Stored records »
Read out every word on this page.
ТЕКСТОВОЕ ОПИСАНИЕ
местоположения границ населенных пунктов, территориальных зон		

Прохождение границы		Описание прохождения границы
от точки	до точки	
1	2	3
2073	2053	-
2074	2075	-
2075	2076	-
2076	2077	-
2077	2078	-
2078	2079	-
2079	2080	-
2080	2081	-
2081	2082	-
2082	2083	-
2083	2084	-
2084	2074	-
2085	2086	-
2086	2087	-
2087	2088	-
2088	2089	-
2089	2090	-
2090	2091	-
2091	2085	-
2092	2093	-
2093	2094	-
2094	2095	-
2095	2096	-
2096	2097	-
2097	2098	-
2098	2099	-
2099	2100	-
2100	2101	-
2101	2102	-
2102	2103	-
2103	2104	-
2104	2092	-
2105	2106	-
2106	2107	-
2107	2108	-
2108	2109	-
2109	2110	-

Request » Output all records verbatim.

Response to this exercise »
Read out every word on this page.
ТЕКСТОВОЕ ОПИСАНИЕ
местоположения границ населенных пунктов, территориальных зон		

Прохождение границы		Описание прохождения границы
от точки	до точки	
1	2	3
2073	2053	-
2074	2075	-
2075	2076	-
2076	2077	-
2077	2078	-
2078	2079	-
2079	2080	-
2080	2081	-
2081	2082	-
2082	2083	-
2083	2084	-
2084	2074	-
2085	2086	-
2086	2087	-
2087	2088	-
2088	2089	-
2089	2090	-
2090	2091	-
2091	2085	-
2092	2093	-
2093	2094	-
2094	2095	-
2095	2096	-
2096	2097	-
2097	2098	-
2098	2099	-
2099	2100	-
2100	2101	-
2101	2102	-
2102	2103	-
2103	2104	-
2104	2092	-
2105	2106	-
2106	2107	-
2107	2108	-
2108	2109	-
2109	2110	-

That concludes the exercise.